### Stated problem
Find the lines that hold the word "县委督查室" and return them.

### Records shown

++++++

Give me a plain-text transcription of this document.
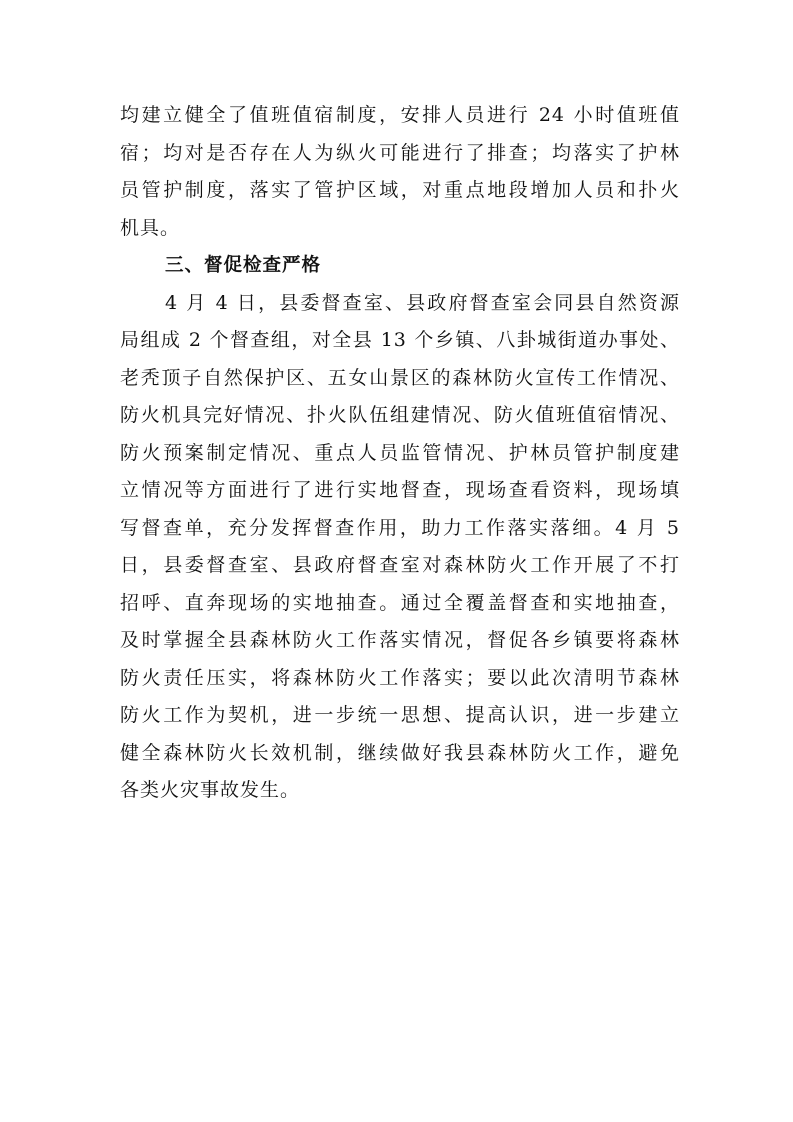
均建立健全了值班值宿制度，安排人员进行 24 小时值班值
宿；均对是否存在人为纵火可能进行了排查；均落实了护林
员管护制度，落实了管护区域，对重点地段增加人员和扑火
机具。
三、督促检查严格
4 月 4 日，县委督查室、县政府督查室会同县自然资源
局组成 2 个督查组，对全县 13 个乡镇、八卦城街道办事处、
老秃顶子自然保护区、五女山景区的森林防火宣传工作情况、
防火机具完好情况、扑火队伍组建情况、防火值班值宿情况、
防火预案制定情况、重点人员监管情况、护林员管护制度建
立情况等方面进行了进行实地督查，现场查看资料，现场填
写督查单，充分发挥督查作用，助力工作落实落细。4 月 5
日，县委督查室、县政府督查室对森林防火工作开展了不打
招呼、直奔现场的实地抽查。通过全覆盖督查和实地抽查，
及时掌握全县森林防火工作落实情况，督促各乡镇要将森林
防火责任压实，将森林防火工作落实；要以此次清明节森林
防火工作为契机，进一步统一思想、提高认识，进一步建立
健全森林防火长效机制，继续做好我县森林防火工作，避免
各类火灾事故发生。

++++++

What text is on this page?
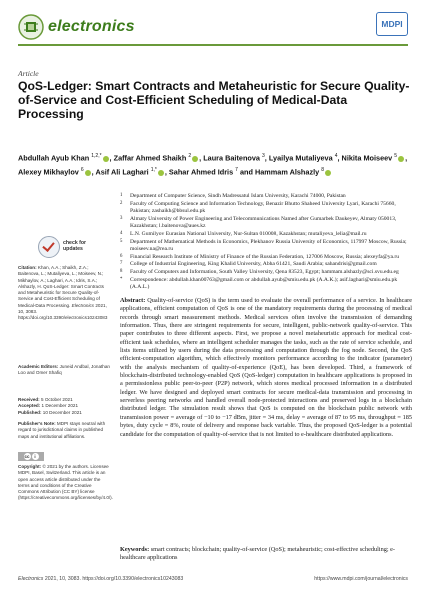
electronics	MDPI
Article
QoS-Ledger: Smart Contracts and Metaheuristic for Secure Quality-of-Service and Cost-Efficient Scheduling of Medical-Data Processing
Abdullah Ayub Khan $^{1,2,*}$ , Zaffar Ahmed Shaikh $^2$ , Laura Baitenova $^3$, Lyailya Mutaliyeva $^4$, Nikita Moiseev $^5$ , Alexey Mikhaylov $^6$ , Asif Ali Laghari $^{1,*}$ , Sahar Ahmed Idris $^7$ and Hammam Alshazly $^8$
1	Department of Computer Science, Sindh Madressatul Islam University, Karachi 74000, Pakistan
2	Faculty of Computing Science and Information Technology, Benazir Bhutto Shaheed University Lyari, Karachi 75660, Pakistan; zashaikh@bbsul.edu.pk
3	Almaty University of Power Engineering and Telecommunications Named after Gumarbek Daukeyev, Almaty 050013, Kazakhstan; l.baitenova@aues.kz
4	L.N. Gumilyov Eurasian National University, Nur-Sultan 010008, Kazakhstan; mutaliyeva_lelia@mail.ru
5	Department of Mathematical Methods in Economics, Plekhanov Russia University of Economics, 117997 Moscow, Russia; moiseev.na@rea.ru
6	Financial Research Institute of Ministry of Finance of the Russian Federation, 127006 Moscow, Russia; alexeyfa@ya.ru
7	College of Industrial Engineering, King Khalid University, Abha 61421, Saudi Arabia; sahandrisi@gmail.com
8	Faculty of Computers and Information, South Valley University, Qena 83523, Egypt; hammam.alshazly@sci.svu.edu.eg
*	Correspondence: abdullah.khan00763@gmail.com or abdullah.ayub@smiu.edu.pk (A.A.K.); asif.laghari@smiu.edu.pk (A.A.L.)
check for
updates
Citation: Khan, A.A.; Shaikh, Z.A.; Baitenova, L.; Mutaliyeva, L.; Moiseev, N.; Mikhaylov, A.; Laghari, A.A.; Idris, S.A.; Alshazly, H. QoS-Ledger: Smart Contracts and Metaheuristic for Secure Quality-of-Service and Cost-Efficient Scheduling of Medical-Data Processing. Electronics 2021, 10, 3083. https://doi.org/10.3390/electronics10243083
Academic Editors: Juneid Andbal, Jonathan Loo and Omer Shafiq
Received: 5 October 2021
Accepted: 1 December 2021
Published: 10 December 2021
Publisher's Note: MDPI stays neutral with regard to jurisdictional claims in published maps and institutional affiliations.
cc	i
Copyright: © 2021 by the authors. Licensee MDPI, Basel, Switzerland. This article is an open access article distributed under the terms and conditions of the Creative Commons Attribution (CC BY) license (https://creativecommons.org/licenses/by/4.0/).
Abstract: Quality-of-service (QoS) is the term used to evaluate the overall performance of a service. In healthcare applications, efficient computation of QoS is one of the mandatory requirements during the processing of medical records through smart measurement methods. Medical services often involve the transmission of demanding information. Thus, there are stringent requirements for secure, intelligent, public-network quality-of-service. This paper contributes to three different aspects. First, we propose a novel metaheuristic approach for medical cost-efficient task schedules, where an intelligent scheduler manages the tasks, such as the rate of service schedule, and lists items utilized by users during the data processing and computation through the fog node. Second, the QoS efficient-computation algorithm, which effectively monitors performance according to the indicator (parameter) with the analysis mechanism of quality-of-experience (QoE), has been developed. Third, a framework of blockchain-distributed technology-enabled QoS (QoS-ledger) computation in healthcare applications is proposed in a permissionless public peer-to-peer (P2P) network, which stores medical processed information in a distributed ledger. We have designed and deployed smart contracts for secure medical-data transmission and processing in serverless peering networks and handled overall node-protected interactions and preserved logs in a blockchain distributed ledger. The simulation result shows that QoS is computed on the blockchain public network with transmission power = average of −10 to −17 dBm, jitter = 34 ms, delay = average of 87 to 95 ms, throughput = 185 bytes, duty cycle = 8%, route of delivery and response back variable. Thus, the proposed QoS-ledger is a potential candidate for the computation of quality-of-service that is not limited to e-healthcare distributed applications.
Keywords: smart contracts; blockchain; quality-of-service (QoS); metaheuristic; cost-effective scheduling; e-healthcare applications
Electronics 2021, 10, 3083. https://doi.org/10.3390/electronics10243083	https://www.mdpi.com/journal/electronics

++++++

### Solution for this exercise
4 月 4 日，县委督查室、县政府督查室会同县自然资源
日，县委督查室、县政府督查室对森林防火工作开展了不打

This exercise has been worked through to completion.